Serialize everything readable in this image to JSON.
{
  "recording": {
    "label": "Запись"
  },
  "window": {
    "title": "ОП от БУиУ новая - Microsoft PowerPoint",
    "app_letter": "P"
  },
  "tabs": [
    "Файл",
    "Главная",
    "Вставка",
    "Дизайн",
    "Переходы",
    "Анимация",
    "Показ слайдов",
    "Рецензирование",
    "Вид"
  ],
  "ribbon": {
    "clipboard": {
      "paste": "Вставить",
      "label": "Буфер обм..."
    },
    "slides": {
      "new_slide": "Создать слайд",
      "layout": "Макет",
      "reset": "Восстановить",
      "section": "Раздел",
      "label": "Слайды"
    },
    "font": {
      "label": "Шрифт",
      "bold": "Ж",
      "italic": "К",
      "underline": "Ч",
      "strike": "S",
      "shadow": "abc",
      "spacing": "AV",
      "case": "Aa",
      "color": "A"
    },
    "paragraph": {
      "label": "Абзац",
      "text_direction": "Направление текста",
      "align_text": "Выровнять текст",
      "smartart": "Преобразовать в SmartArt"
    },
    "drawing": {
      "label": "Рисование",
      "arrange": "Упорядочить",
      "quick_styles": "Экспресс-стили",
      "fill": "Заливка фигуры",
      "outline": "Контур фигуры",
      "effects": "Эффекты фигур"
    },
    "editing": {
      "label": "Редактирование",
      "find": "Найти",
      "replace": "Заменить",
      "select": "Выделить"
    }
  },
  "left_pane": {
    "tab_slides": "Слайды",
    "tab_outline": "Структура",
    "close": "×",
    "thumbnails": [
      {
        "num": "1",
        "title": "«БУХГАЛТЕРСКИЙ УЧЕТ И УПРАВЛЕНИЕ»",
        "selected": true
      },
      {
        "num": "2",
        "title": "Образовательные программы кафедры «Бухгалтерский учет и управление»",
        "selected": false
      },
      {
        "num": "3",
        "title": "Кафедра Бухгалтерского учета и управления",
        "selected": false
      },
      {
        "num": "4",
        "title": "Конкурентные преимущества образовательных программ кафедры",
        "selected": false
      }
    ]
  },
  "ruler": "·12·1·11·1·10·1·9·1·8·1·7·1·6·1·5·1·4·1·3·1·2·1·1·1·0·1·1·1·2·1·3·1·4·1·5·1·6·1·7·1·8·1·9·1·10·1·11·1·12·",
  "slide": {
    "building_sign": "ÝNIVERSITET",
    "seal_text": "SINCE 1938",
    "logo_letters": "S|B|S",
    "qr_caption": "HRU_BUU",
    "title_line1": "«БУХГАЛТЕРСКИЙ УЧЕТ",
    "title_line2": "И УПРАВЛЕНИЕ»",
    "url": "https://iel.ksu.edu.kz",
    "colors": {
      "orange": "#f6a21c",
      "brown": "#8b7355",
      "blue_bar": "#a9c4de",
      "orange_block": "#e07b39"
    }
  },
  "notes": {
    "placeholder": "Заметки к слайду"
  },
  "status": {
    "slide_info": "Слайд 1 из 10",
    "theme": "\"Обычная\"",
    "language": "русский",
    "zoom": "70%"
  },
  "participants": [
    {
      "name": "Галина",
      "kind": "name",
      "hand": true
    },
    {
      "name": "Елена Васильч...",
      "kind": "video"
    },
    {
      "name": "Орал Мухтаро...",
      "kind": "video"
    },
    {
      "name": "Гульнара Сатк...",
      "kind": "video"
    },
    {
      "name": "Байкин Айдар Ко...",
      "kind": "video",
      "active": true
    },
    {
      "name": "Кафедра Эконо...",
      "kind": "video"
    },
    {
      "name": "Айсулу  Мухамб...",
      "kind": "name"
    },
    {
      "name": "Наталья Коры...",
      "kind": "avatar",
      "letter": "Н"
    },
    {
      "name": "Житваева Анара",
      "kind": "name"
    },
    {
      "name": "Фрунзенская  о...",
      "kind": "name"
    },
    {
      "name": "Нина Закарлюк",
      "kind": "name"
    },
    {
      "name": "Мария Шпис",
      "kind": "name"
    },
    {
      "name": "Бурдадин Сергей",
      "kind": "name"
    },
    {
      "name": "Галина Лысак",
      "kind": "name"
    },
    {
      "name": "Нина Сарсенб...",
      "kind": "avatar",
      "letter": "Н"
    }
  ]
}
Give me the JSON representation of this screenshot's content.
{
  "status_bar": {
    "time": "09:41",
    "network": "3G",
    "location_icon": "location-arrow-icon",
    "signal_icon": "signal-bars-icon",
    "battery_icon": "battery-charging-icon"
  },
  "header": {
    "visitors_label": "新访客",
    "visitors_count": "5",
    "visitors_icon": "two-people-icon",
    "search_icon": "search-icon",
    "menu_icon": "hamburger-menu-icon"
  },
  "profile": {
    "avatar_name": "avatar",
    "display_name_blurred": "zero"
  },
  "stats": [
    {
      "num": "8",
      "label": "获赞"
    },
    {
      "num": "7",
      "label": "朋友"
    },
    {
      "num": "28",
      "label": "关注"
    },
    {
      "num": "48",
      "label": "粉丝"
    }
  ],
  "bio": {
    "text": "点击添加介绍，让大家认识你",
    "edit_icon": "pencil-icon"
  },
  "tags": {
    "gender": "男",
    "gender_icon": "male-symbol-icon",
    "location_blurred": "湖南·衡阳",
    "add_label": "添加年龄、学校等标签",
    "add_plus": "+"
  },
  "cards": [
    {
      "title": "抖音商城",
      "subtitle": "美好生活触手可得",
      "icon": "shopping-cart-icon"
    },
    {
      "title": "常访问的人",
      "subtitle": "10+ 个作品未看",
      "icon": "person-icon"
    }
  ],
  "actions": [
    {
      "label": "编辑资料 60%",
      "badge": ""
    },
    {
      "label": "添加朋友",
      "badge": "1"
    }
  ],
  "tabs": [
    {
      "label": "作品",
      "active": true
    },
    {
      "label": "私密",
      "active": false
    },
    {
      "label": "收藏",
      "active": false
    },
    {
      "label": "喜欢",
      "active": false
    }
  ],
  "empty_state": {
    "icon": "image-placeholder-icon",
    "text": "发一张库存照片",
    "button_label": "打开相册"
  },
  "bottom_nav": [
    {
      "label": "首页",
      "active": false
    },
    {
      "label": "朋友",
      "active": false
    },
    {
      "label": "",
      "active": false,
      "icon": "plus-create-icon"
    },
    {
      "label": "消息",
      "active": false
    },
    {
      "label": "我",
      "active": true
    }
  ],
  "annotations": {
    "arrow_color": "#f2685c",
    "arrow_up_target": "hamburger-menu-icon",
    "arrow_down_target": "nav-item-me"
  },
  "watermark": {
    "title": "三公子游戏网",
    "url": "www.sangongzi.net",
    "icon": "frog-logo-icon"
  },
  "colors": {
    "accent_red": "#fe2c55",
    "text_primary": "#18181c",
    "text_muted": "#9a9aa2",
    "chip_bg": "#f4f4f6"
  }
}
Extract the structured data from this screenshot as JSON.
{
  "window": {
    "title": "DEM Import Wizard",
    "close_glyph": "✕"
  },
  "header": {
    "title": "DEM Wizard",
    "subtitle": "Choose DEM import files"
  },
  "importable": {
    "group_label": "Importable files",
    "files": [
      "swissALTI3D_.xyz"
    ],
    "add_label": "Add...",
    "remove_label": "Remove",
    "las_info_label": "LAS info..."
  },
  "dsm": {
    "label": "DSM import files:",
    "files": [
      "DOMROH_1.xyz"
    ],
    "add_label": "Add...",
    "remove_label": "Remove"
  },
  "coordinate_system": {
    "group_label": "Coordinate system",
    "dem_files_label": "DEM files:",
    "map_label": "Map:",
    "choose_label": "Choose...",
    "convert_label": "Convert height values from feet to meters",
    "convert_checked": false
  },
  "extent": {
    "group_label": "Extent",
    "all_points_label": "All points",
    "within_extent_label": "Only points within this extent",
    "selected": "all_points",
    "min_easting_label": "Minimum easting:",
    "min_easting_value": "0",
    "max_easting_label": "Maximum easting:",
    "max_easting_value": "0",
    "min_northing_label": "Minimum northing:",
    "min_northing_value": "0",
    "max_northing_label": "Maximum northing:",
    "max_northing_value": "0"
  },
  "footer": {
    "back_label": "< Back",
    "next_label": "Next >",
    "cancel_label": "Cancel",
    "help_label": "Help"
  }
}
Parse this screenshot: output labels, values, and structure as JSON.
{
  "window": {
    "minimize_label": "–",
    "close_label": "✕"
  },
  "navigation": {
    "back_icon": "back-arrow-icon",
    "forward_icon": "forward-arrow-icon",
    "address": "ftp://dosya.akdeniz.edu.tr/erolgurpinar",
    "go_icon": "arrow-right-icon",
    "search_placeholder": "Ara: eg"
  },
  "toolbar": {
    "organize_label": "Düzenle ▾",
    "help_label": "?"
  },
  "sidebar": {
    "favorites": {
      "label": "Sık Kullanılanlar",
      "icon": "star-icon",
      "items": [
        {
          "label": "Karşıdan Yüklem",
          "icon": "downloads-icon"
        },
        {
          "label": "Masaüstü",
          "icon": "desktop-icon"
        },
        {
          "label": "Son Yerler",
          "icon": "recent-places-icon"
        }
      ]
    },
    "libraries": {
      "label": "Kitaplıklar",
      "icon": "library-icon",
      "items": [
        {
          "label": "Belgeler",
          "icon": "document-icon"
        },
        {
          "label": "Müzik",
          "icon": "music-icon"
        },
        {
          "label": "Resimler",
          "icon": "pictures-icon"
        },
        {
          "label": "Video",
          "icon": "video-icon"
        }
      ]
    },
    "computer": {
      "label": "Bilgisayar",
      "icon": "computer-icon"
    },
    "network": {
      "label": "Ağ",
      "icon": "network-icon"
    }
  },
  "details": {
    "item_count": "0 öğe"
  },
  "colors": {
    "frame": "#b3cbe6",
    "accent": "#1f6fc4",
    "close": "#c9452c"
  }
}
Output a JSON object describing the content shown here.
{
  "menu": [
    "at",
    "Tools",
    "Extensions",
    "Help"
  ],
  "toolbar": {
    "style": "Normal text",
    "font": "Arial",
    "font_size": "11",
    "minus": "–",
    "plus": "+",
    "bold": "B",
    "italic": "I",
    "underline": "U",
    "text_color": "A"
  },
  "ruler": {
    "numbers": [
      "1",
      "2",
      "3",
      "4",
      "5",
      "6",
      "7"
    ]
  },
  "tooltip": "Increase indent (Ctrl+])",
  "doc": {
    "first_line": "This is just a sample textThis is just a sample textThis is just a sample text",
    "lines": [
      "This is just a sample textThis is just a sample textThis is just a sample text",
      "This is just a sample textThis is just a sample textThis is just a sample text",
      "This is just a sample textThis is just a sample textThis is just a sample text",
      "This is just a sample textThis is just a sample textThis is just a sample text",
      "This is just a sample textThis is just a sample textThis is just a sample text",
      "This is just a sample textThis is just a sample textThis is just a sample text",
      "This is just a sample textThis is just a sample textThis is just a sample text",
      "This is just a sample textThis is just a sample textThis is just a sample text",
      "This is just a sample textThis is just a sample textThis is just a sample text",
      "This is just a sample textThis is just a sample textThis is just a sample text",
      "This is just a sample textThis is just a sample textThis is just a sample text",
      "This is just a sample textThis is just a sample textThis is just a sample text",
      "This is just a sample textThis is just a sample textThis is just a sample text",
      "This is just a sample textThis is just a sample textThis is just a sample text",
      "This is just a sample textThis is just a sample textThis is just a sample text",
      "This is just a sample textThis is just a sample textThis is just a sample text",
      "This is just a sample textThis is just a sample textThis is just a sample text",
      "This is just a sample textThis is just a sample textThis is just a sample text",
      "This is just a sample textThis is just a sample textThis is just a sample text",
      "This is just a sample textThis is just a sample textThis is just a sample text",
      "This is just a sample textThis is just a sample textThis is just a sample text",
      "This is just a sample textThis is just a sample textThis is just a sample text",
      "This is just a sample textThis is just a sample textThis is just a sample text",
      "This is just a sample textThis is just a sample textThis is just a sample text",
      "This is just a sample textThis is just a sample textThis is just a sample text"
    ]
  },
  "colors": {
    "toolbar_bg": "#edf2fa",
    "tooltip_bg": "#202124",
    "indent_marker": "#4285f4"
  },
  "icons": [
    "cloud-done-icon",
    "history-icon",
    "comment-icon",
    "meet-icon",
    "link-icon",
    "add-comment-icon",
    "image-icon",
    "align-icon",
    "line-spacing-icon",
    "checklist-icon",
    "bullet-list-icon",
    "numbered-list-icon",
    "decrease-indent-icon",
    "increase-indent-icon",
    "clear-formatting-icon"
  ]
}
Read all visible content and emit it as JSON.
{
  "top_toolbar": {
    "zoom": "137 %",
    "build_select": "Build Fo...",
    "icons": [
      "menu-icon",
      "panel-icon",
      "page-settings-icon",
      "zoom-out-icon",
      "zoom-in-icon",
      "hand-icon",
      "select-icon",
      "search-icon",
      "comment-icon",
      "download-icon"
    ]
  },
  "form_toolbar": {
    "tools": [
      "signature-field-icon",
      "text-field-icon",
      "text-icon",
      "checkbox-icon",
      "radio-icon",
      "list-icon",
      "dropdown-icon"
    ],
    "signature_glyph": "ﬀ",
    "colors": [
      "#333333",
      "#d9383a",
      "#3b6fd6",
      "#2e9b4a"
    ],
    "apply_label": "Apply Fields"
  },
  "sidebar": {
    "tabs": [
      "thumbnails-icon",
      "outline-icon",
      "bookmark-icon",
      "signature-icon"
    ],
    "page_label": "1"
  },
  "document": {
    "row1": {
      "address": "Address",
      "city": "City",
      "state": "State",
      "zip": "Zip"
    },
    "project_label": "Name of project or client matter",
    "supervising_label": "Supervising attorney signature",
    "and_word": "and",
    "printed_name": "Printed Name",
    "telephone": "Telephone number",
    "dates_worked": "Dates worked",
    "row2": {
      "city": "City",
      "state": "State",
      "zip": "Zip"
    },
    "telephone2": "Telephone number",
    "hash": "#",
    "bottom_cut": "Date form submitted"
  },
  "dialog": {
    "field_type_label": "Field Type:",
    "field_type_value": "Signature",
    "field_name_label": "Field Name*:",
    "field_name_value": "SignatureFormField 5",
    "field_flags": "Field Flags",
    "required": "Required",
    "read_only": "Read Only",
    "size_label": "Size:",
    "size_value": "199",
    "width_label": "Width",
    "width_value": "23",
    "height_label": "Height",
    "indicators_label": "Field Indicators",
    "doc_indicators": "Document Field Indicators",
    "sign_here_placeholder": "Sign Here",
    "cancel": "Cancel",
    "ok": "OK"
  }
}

- Exercise objective
Whenever "Choose" turns up in a line, pick that line out.

- Result for this task
    "subtitle": "Choose DEM import files"
    "choose_label": "Choose...",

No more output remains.